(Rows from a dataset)
▬▬▬

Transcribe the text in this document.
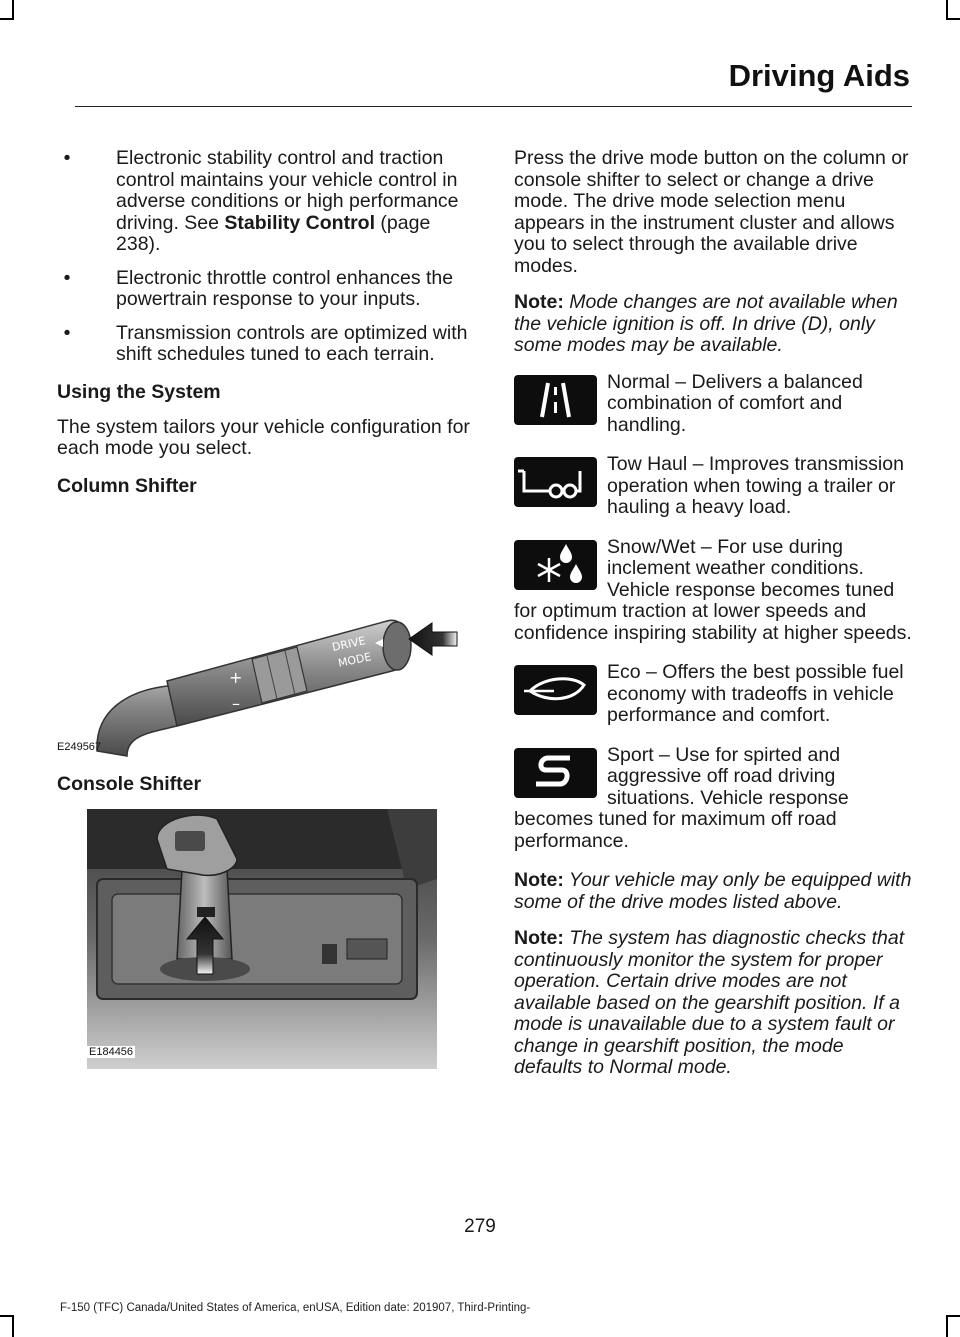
Driving Aids
•	Electronic stability control and traction control maintains your vehicle control in adverse conditions or high performance driving. See Stability Control (page 238).
•	Electronic throttle control enhances the powertrain response to your inputs.
•	Transmission controls are optimized with shift schedules tuned to each terrain.
Using the System

The system tailors your vehicle configuration for each mode you select.

Column Shifter
+
–
DRIVE
MODE
E249567
Console Shifter
E184456

Press the drive mode button on the column or console shifter to select or change a drive mode. The drive mode selection menu appears in the instrument cluster and allows you to select through the available drive modes.

Note: Mode changes are not available when the vehicle ignition is off. In drive (D), only some modes may be available.

Normal – Delivers a balanced combination of comfort and handling.

Tow Haul – Improves transmission operation when towing a trailer or hauling a heavy load.

Snow/Wet – For use during inclement weather conditions. Vehicle response becomes tuned for optimum traction at lower speeds and confidence inspiring stability at higher speeds.

Eco – Offers the best possible fuel economy with tradeoffs in vehicle performance and comfort.

Sport – Use for spirted and aggressive off road driving situations. Vehicle response becomes tuned for maximum off road performance.

Note: Your vehicle may only be equipped with some of the drive modes listed above.

Note: The system has diagnostic checks that continuously monitor the system for proper operation. Certain drive modes are not available based on the gearshift position. If a mode is unavailable due to a system fault or change in gearshift position, the mode defaults to Normal mode.

279
F-150 (TFC) Canada/United States of America, enUSA, Edition date: 201907, Third-Printing-
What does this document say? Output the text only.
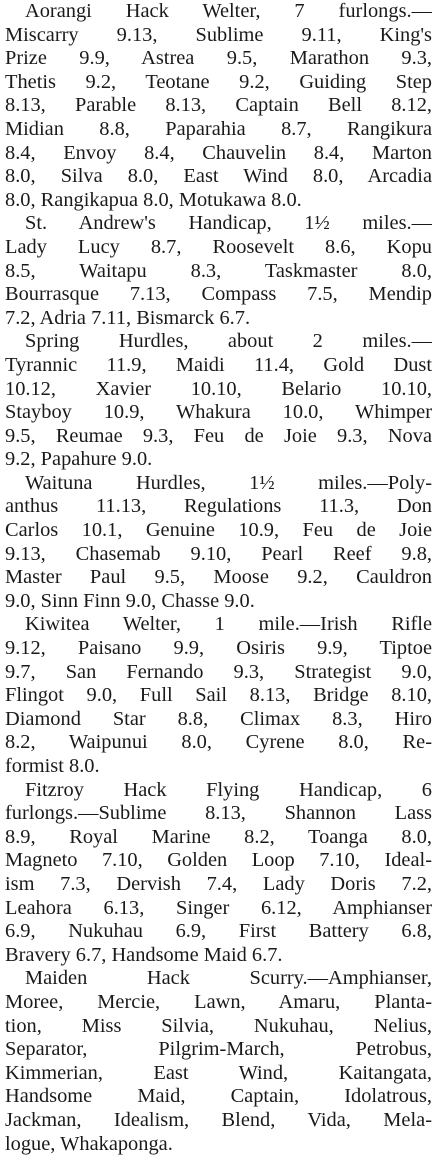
Aorangi Hack Welter, 7 furlongs.—
Miscarry 9.13, Sublime 9.11, King's
Prize 9.9, Astrea 9.5, Marathon 9.3,
Thetis 9.2, Teotane 9.2, Guiding Step
8.13, Parable 8.13, Captain Bell 8.12,
Midian 8.8, Paparahia 8.7, Rangikura
8.4, Envoy 8.4, Chauvelin 8.4, Marton
8.0, Silva 8.0, East Wind 8.0, Arcadia
8.0, Rangikapua 8.0, Motukawa 8.0.
St. Andrew's Handicap, 1½ miles.—
Lady Lucy 8.7, Roosevelt 8.6, Kopu
8.5, Waitapu 8.3, Taskmaster 8.0,
Bourrasque 7.13, Compass 7.5, Mendip
7.2, Adria 7.11, Bismarck 6.7.
Spring Hurdles, about 2 miles.—
Tyrannic 11.9, Maidi 11.4, Gold Dust
10.12, Xavier 10.10, Belario 10.10,
Stayboy 10.9, Whakura 10.0, Whimper
9.5, Reumae 9.3, Feu de Joie 9.3, Nova
9.2, Papahure 9.0.
Waituna Hurdles, 1½ miles.—Poly-
anthus 11.13, Regulations 11.3, Don
Carlos 10.1, Genuine 10.9, Feu de Joie
9.13, Chasemab 9.10, Pearl Reef 9.8,
Master Paul 9.5, Moose 9.2, Cauldron
9.0, Sinn Finn 9.0, Chasse 9.0.
Kiwitea Welter, 1 mile.—Irish Rifle
9.12, Paisano 9.9, Osiris 9.9, Tiptoe
9.7, San Fernando 9.3, Strategist 9.0,
Flingot 9.0, Full Sail 8.13, Bridge 8.10,
Diamond Star 8.8, Climax 8.3, Hiro
8.2, Waipunui 8.0, Cyrene 8.0, Re-
formist 8.0.
Fitzroy Hack Flying Handicap, 6
furlongs.—Sublime 8.13, Shannon Lass
8.9, Royal Marine 8.2, Toanga 8.0,
Magneto 7.10, Golden Loop 7.10, Ideal-
ism 7.3, Dervish 7.4, Lady Doris 7.2,
Leahora 6.13, Singer 6.12, Amphianser
6.9, Nukuhau 6.9, First Battery 6.8,
Bravery 6.7, Handsome Maid 6.7.
Maiden Hack Scurry.—Amphianser,
Moree, Mercie, Lawn, Amaru, Planta-
tion, Miss Silvia, Nukuhau, Nelius,
Separator, Pilgrim-March, Petrobus,
Kimmerian, East Wind, Kaitangata,
Handsome Maid, Captain, Idolatrous,
Jackman, Idealism, Blend, Vida, Mela-
logue, Whakaponga.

▬▬▬

§ Task goal
Reproduce each line of the material containing the word "Handicap".

§ Worked solution
St. Andrew's Handicap, 1½ miles.—
Fitzroy Hack Flying Handicap, 6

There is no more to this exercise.